DATA SUPPLIED:
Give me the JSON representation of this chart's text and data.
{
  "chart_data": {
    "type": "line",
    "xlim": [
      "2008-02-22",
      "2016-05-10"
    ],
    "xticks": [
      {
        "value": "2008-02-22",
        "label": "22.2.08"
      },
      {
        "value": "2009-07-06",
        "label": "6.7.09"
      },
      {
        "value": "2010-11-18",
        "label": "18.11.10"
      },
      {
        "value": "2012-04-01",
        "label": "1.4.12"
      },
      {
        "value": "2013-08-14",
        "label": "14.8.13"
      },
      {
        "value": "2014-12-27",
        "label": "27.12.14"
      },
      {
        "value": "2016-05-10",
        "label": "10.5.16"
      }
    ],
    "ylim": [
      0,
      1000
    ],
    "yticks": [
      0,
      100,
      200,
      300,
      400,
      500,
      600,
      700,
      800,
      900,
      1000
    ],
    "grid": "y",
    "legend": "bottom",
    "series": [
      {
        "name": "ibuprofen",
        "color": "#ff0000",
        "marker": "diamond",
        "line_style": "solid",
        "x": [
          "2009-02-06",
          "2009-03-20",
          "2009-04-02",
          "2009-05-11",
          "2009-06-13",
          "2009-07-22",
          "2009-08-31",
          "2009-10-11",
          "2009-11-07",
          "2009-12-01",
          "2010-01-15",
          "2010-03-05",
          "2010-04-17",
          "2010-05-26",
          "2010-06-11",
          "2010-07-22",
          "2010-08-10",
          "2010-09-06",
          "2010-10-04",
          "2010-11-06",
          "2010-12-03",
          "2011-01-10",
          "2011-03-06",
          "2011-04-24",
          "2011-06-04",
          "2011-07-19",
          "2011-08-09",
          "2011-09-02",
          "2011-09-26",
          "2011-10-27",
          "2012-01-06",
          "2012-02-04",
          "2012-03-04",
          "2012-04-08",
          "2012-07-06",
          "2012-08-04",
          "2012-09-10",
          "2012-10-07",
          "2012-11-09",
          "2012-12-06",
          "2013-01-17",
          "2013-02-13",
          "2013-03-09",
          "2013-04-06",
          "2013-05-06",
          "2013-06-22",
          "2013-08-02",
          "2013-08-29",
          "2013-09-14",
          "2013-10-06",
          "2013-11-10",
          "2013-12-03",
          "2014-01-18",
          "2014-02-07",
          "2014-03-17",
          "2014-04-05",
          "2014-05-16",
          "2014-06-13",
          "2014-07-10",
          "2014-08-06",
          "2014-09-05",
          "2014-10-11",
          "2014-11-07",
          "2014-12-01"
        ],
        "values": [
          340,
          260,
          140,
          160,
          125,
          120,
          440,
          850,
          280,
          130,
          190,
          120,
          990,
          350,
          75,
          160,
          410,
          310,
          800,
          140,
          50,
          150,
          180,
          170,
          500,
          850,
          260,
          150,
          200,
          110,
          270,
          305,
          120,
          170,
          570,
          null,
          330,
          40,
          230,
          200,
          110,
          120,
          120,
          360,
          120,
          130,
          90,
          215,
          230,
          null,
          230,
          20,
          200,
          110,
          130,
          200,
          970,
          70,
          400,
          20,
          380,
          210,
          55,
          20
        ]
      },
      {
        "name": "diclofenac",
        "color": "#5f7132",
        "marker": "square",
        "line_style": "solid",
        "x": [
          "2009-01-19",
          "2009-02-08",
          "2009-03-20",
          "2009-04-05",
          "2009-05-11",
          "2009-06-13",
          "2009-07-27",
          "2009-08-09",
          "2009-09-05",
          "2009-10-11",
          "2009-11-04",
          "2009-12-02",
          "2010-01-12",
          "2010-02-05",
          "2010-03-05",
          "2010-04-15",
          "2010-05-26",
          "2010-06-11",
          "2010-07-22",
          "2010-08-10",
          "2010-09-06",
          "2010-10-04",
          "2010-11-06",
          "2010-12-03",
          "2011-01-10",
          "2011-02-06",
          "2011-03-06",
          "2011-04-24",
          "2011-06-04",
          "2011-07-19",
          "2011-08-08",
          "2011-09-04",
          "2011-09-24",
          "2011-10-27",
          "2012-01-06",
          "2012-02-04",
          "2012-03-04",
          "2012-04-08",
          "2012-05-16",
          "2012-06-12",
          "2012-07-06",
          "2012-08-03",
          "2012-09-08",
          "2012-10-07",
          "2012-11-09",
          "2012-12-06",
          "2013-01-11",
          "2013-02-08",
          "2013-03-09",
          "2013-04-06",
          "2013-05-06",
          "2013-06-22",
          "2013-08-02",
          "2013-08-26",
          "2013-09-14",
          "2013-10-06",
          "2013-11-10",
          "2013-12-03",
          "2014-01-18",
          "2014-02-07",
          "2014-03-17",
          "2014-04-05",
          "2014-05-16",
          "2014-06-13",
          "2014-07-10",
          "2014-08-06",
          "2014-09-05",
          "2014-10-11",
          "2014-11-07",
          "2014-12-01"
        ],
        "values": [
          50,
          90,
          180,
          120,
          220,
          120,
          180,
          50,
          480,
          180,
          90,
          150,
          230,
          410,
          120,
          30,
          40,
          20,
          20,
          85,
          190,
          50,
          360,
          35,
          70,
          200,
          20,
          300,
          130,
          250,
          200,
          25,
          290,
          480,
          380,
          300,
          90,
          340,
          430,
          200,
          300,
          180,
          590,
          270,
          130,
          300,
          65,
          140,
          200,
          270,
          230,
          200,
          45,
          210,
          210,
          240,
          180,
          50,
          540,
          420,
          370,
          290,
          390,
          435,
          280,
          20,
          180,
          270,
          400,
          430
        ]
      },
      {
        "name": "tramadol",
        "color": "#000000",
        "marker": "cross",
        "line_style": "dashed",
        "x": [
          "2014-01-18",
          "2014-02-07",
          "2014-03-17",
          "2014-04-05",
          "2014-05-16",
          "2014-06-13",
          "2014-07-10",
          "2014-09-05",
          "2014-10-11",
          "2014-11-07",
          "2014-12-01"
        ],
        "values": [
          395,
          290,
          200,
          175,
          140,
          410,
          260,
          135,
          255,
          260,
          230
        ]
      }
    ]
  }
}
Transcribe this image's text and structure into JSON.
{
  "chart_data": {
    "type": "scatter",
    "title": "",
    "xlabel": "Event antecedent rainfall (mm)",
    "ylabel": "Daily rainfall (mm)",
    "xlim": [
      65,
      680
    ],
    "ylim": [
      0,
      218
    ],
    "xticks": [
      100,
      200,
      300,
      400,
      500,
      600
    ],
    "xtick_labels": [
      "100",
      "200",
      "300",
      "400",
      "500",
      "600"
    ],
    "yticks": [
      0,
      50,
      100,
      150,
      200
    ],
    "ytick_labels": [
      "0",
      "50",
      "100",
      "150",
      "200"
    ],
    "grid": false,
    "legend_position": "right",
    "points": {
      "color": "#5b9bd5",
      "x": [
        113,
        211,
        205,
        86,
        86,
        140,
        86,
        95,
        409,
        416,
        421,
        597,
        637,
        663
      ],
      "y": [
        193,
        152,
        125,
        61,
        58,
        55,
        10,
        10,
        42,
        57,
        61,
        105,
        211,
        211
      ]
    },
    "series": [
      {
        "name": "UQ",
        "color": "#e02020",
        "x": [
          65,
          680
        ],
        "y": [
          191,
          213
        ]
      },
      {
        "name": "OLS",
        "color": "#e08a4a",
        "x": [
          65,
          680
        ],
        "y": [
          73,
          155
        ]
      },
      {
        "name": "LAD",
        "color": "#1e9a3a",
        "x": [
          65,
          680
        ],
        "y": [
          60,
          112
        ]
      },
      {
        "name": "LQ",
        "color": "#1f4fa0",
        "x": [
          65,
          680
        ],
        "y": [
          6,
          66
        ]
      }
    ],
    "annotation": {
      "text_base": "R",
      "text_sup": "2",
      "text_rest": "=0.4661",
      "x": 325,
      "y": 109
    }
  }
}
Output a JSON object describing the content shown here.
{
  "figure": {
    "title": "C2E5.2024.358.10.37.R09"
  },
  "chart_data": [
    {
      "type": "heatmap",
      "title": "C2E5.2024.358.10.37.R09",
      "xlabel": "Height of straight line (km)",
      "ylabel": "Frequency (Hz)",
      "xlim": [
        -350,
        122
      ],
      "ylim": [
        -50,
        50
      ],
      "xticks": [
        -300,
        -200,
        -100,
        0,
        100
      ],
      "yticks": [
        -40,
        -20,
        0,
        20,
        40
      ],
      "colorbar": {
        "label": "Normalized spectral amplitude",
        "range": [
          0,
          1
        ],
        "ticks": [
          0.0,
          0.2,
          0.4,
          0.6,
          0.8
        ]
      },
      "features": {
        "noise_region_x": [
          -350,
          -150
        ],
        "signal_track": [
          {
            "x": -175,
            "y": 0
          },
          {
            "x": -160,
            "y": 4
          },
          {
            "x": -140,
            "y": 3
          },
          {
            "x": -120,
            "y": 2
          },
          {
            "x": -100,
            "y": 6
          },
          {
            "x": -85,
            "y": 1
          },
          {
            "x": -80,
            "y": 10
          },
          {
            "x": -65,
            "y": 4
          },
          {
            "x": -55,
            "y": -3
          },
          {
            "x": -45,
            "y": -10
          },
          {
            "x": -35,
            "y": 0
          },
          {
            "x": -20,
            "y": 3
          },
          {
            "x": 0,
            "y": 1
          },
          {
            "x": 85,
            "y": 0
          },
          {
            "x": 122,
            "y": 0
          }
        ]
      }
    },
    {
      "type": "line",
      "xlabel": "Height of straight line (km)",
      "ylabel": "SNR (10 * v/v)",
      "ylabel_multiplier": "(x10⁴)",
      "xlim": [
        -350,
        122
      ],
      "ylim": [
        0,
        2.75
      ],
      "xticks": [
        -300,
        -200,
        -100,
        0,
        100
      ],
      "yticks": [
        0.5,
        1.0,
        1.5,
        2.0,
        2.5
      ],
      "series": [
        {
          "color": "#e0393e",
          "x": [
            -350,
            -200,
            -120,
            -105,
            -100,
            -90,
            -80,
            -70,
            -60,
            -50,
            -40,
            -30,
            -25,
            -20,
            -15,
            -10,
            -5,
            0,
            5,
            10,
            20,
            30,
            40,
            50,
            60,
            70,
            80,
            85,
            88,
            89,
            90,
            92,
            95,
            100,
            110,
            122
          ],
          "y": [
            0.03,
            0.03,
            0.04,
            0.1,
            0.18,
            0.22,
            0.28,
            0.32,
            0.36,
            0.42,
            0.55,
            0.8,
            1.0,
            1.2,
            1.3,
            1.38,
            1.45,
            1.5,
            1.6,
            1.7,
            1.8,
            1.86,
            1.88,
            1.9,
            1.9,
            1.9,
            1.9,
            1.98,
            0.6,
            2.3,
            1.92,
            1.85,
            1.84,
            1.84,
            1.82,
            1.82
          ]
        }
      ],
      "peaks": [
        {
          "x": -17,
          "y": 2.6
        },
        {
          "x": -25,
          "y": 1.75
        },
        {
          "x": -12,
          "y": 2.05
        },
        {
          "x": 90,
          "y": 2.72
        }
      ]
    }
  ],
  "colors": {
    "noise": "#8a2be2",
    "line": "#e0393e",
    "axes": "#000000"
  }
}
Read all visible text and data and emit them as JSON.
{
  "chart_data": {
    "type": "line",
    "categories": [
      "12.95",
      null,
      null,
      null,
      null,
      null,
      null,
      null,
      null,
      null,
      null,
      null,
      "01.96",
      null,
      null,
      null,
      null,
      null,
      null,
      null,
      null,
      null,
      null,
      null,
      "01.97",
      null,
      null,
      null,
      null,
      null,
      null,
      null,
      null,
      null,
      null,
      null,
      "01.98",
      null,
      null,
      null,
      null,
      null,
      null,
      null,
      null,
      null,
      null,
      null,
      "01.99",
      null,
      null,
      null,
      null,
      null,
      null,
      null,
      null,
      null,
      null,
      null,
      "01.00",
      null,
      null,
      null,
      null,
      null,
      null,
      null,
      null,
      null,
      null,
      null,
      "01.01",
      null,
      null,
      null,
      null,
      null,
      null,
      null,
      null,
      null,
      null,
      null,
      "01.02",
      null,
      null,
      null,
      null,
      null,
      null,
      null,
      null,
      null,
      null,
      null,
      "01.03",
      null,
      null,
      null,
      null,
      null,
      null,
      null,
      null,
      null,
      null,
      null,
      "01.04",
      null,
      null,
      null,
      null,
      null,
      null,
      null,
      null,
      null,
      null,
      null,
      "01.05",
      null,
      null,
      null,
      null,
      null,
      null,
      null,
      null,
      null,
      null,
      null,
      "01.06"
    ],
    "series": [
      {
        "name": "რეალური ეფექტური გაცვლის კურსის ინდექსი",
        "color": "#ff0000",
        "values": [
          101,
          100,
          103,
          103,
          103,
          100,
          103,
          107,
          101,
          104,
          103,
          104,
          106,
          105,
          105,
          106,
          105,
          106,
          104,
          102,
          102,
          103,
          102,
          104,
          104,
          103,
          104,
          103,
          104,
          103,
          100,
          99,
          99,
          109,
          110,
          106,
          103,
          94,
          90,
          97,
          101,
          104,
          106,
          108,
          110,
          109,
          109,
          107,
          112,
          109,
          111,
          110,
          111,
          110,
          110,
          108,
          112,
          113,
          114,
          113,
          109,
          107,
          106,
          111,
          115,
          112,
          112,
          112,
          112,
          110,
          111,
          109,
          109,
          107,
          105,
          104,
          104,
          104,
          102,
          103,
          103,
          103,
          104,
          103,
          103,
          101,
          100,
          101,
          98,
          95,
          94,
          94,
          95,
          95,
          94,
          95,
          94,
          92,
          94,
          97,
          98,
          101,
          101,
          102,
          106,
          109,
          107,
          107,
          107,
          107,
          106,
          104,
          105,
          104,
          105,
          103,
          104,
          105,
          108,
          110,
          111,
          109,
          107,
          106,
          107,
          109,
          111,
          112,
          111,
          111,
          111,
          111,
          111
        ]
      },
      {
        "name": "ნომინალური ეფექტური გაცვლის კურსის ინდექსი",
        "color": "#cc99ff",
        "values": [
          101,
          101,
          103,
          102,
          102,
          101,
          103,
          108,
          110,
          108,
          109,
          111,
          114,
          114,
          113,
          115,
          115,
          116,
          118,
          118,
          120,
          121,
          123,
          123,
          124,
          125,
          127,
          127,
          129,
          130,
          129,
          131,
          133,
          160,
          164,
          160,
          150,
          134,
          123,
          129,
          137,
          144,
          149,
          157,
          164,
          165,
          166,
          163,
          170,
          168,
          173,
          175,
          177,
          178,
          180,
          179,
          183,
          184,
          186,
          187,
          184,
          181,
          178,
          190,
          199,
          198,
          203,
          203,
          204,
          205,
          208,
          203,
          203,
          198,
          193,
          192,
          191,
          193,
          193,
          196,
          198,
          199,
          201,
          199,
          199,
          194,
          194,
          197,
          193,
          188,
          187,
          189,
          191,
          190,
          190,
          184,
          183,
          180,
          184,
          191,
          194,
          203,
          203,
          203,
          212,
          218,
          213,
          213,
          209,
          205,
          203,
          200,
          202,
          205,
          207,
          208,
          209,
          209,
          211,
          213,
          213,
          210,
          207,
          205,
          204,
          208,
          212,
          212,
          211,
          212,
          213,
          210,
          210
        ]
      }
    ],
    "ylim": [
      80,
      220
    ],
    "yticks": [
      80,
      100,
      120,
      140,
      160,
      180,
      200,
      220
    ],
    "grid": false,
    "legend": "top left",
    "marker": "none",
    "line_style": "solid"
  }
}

SHORT PROBLEM: Which lines hold the string "this"? List them all.

RIGHT ANSWER:
Give me the JSON representation of this chart's text and data.
Transcribe this image's text and structure into JSON.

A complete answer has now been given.